───── Given entries ─────
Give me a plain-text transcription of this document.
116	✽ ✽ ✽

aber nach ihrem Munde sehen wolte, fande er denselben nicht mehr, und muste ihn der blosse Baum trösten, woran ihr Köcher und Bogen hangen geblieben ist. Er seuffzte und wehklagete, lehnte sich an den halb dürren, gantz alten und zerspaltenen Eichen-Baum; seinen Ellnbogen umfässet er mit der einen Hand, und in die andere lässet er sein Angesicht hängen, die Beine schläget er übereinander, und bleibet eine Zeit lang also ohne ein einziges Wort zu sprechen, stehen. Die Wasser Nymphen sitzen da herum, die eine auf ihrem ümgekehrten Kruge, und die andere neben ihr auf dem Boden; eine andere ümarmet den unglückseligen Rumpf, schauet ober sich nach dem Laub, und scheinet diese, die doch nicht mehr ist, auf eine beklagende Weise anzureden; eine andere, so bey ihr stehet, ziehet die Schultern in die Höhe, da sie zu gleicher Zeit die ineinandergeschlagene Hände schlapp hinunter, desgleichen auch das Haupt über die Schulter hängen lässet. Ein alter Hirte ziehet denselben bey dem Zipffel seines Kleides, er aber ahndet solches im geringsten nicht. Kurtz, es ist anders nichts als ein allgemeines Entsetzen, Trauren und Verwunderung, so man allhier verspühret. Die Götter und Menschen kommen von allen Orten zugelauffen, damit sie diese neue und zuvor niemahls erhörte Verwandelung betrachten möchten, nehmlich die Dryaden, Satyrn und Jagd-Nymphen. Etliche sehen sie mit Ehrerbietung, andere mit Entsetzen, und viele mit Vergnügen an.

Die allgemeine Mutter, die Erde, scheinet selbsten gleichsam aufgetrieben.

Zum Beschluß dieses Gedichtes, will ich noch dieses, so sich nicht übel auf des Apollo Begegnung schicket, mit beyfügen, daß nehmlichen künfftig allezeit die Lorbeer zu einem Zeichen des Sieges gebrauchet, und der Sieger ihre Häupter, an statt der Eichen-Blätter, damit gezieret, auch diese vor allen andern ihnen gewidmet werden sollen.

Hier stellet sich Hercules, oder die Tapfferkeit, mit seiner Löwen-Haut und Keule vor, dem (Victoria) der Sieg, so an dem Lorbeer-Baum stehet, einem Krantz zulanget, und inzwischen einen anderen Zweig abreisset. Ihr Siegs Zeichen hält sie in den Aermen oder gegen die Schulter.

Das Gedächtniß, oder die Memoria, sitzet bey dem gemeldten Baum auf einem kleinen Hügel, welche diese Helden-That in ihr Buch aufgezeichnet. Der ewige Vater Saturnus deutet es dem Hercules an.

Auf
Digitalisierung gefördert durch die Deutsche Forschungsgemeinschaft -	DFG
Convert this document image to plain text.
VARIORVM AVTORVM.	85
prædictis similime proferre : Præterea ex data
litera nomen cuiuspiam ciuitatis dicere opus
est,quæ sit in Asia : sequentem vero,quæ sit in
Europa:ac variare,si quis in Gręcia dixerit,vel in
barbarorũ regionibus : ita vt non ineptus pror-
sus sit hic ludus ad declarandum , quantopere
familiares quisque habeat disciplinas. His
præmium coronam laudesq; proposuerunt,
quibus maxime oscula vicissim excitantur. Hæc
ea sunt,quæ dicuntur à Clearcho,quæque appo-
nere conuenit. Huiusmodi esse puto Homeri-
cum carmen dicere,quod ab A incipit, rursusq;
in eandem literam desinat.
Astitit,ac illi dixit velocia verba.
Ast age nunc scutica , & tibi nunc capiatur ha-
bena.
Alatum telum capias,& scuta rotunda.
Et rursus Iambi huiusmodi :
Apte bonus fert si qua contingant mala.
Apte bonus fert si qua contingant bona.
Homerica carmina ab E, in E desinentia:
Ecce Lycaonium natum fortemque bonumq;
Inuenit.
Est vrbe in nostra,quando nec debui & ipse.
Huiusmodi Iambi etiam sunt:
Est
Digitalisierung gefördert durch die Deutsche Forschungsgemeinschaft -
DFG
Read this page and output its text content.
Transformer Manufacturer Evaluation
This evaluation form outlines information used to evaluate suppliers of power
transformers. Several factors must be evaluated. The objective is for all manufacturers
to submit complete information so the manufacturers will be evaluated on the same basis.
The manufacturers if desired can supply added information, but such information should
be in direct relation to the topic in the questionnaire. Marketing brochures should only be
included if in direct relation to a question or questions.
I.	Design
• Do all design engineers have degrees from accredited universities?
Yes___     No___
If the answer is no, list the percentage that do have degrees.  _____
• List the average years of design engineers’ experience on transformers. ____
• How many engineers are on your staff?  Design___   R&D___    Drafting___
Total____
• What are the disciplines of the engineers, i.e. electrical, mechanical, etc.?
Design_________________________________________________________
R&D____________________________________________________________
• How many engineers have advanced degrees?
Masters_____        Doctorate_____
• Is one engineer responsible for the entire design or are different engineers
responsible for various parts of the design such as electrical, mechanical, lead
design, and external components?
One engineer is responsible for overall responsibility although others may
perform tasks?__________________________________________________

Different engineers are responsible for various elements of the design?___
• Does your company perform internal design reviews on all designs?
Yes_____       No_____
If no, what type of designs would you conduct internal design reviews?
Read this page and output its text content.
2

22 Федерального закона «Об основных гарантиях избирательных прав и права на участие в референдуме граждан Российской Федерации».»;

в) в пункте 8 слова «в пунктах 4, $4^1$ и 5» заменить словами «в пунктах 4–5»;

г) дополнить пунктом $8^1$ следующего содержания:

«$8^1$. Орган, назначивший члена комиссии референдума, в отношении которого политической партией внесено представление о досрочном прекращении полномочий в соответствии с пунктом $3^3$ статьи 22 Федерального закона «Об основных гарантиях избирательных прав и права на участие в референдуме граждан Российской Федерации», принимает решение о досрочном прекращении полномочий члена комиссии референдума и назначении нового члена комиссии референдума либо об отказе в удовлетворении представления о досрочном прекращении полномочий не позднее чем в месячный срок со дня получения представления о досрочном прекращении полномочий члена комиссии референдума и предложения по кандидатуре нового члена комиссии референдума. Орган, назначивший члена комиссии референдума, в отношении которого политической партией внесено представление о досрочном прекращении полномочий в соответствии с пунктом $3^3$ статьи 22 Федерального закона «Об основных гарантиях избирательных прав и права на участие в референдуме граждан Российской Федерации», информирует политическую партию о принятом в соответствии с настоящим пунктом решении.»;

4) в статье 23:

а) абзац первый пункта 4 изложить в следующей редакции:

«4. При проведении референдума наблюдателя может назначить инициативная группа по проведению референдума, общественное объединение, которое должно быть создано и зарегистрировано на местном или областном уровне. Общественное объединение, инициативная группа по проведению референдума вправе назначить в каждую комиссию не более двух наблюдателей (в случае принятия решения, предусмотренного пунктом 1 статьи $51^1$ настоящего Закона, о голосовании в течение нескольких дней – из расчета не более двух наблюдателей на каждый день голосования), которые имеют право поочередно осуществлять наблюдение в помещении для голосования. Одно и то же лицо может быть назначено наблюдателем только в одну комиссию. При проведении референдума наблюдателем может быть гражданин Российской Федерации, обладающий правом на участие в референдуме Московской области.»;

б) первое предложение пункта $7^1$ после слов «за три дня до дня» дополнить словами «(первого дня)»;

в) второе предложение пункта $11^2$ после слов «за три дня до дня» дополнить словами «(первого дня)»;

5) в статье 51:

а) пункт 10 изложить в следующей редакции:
─────
▶ Given exercise
In the listing above, count each line that holds the string "sunt". Give the number only.

▶ Expected answer
2